▸ Exercise description
Copy the items word for word, starting at the beginning of the items and ending at the line that contains "right-hand-mesh [347, 200, 379, 220]", with that line included.

▸ Given records
■ ■ ■

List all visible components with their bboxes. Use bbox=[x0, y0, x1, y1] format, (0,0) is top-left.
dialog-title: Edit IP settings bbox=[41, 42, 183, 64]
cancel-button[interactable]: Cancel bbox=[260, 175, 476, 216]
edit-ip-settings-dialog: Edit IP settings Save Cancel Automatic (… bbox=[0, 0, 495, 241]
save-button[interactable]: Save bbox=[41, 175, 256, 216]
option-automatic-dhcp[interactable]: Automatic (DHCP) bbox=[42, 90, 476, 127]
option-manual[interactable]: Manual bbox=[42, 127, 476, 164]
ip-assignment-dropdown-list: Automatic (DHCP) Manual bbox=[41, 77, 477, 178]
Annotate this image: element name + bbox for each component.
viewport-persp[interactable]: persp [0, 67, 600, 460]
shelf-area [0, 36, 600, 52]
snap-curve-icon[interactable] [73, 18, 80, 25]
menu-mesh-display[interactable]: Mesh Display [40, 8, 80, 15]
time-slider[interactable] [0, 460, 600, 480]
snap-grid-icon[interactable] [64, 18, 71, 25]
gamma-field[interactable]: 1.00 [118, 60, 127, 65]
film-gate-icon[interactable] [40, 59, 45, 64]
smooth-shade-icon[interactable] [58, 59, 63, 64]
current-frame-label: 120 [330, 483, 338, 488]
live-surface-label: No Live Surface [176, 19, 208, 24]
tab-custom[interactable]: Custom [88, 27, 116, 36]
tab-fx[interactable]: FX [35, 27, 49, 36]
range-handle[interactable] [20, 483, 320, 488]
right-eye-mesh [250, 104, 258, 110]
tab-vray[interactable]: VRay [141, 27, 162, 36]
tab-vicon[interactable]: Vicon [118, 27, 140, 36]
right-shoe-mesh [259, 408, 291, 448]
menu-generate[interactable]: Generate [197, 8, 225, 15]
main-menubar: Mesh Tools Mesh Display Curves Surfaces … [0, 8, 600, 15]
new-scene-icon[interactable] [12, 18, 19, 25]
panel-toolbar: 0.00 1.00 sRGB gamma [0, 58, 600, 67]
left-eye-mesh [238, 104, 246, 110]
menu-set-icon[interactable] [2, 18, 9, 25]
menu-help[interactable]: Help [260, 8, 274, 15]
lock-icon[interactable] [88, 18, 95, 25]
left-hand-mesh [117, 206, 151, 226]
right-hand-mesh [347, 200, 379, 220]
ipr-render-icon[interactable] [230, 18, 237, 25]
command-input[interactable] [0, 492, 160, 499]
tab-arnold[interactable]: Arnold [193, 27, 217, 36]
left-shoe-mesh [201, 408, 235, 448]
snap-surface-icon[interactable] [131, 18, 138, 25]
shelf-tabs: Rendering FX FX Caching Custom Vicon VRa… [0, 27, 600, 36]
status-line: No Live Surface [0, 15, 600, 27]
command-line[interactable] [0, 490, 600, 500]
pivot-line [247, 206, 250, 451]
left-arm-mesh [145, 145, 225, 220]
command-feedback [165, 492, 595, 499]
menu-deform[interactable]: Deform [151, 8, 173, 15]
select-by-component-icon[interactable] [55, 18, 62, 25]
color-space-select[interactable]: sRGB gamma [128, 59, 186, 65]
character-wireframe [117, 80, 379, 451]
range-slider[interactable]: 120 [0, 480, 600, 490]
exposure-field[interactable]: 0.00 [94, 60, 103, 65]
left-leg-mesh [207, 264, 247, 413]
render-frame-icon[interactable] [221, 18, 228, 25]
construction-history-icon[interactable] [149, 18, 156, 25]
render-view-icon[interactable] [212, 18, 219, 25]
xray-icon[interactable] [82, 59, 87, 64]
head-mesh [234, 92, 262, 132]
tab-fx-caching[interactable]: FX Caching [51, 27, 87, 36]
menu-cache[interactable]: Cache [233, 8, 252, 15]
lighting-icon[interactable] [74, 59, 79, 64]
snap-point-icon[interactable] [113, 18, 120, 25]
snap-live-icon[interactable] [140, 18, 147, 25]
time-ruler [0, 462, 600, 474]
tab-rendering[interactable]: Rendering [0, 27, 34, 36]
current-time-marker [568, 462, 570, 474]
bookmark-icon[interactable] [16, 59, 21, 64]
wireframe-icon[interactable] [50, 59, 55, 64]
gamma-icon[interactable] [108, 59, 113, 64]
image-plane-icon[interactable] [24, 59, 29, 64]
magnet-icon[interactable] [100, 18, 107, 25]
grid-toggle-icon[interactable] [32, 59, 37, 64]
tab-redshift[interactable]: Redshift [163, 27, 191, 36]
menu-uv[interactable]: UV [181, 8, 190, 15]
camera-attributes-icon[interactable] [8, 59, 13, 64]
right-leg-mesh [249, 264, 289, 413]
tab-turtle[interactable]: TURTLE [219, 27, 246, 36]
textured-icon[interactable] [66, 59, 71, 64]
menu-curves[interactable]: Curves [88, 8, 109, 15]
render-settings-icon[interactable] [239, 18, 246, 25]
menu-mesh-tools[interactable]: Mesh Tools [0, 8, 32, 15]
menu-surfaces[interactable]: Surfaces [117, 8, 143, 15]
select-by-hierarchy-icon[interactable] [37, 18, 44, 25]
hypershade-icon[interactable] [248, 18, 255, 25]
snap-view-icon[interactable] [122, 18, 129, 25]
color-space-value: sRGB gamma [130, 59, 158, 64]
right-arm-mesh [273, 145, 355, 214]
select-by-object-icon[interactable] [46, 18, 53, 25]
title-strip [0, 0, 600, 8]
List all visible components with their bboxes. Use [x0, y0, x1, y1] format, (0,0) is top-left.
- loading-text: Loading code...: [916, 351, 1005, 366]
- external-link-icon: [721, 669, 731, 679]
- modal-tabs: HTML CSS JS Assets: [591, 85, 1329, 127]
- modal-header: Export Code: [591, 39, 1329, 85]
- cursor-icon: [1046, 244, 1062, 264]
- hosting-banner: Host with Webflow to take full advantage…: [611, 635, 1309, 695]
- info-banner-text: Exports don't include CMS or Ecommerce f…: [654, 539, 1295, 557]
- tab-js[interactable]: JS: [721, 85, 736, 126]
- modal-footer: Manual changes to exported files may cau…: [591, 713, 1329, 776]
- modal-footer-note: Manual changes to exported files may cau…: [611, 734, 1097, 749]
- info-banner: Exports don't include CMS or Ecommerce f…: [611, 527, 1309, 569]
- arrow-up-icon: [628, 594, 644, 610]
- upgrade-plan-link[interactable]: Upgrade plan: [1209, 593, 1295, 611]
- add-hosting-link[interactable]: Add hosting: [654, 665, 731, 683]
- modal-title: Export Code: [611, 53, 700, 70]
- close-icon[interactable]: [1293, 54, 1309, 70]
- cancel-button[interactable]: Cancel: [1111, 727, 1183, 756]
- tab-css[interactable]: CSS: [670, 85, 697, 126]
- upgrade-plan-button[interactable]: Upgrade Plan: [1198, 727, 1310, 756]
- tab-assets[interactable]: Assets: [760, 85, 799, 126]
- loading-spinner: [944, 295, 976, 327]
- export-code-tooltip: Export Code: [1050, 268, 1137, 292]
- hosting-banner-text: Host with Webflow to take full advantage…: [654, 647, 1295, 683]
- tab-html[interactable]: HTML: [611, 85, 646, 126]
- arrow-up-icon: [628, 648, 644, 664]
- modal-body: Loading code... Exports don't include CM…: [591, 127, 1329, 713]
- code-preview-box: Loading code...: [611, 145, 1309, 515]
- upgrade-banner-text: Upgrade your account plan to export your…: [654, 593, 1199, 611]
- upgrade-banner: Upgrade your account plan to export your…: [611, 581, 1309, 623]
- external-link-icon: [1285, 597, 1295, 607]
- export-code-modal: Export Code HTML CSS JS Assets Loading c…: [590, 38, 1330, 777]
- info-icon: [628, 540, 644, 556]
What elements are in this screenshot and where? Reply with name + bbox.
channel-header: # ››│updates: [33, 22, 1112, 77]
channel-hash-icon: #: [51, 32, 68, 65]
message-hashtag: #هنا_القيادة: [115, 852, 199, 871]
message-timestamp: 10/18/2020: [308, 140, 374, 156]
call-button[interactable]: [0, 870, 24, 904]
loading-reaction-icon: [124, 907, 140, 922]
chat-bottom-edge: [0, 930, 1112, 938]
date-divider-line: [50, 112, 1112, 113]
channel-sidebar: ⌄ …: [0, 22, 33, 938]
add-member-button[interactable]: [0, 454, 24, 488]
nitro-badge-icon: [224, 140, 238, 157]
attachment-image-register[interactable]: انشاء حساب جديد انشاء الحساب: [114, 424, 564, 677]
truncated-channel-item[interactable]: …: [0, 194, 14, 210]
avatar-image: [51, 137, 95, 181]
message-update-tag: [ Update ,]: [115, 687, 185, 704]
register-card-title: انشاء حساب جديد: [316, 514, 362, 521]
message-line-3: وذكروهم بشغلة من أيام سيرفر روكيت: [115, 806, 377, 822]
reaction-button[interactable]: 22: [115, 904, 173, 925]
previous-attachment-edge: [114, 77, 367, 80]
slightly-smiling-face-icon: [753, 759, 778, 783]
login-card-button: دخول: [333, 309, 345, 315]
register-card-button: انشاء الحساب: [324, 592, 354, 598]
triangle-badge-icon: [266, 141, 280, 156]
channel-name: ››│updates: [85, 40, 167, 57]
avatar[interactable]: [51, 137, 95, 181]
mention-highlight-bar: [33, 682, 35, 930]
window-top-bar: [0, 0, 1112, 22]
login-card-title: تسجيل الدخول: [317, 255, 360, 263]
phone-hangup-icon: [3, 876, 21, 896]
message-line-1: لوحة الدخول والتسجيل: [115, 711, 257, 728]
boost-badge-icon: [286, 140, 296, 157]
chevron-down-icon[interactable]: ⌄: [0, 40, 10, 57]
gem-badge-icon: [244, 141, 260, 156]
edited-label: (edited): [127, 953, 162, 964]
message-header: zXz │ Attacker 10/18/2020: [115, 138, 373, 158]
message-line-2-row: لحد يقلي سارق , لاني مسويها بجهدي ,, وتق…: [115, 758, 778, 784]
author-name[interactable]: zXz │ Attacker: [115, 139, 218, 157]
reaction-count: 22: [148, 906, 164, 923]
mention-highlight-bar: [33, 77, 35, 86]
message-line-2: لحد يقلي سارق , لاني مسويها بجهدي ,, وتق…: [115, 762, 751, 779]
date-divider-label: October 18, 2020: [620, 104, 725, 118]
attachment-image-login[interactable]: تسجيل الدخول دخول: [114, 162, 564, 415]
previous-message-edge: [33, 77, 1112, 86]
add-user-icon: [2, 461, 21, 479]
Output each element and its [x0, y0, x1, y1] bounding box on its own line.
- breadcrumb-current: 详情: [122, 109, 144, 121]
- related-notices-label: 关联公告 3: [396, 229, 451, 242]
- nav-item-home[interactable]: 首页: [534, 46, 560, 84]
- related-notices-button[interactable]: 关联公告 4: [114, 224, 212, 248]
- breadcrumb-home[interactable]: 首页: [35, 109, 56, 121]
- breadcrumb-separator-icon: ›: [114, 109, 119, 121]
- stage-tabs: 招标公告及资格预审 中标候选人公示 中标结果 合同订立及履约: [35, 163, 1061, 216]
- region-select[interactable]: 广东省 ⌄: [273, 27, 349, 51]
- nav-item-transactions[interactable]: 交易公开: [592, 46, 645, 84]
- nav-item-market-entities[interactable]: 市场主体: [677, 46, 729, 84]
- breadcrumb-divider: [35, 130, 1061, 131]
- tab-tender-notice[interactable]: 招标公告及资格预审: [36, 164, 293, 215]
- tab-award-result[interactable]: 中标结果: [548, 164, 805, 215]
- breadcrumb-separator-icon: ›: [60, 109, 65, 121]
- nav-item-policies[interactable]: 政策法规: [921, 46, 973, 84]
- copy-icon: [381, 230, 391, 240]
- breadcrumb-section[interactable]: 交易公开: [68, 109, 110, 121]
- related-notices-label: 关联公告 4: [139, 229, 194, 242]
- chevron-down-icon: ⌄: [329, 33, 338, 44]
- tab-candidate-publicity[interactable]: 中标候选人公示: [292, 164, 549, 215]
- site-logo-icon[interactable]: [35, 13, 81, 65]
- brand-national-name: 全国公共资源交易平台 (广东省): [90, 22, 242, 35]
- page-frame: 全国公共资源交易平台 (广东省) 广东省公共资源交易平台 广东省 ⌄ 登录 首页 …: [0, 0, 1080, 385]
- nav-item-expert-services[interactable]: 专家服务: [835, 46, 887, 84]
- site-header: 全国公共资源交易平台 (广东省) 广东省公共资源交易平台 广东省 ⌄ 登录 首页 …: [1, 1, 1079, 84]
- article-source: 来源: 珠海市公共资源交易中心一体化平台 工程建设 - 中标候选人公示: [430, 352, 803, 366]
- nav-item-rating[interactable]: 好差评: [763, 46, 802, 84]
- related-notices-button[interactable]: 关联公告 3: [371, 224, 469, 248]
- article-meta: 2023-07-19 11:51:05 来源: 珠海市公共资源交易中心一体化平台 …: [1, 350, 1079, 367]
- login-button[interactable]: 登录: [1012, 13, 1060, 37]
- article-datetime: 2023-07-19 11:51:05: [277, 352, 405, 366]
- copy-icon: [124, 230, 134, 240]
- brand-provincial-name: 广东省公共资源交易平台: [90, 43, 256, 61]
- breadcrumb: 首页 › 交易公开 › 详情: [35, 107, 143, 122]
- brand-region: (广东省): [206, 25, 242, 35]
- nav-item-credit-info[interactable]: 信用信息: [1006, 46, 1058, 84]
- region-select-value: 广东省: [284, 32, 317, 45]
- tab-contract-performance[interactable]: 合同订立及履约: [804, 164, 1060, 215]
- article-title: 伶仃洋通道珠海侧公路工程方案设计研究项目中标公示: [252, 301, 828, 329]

■ ■ ■

▸ Response
List all visible components with their bboxes. Use bbox=[x0, y0, x1, y1] format, (0,0) is top-left.
dialog-title: Edit IP settings bbox=[41, 42, 183, 64]
cancel-button[interactable]: Cancel bbox=[260, 175, 476, 216]
edit-ip-settings-dialog: Edit IP settings Save Cancel Automatic (… bbox=[0, 0, 495, 241]
save-button[interactable]: Save bbox=[41, 175, 256, 216]
option-automatic-dhcp[interactable]: Automatic (DHCP) bbox=[42, 90, 476, 127]
option-manual[interactable]: Manual bbox=[42, 127, 476, 164]
ip-assignment-dropdown-list: Automatic (DHCP) Manual bbox=[41, 77, 477, 178]
Annotate this image: element name + bbox for each component.
viewport-persp[interactable]: persp [0, 67, 600, 460]
shelf-area [0, 36, 600, 52]
snap-curve-icon[interactable] [73, 18, 80, 25]
menu-mesh-display[interactable]: Mesh Display [40, 8, 80, 15]
time-slider[interactable] [0, 460, 600, 480]
snap-grid-icon[interactable] [64, 18, 71, 25]
gamma-field[interactable]: 1.00 [118, 60, 127, 65]
film-gate-icon[interactable] [40, 59, 45, 64]
smooth-shade-icon[interactable] [58, 59, 63, 64]
current-frame-label: 120 [330, 483, 338, 488]
live-surface-label: No Live Surface [176, 19, 208, 24]
tab-custom[interactable]: Custom [88, 27, 116, 36]
tab-fx[interactable]: FX [35, 27, 49, 36]
range-handle[interactable] [20, 483, 320, 488]
right-eye-mesh [250, 104, 258, 110]
tab-vray[interactable]: VRay [141, 27, 162, 36]
tab-vicon[interactable]: Vicon [118, 27, 140, 36]
right-shoe-mesh [259, 408, 291, 448]
menu-generate[interactable]: Generate [197, 8, 225, 15]
main-menubar: Mesh Tools Mesh Display Curves Surfaces … [0, 8, 600, 15]
new-scene-icon[interactable] [12, 18, 19, 25]
panel-toolbar: 0.00 1.00 sRGB gamma [0, 58, 600, 67]
left-eye-mesh [238, 104, 246, 110]
menu-set-icon[interactable] [2, 18, 9, 25]
menu-help[interactable]: Help [260, 8, 274, 15]
lock-icon[interactable] [88, 18, 95, 25]
left-hand-mesh [117, 206, 151, 226]
right-hand-mesh [347, 200, 379, 220]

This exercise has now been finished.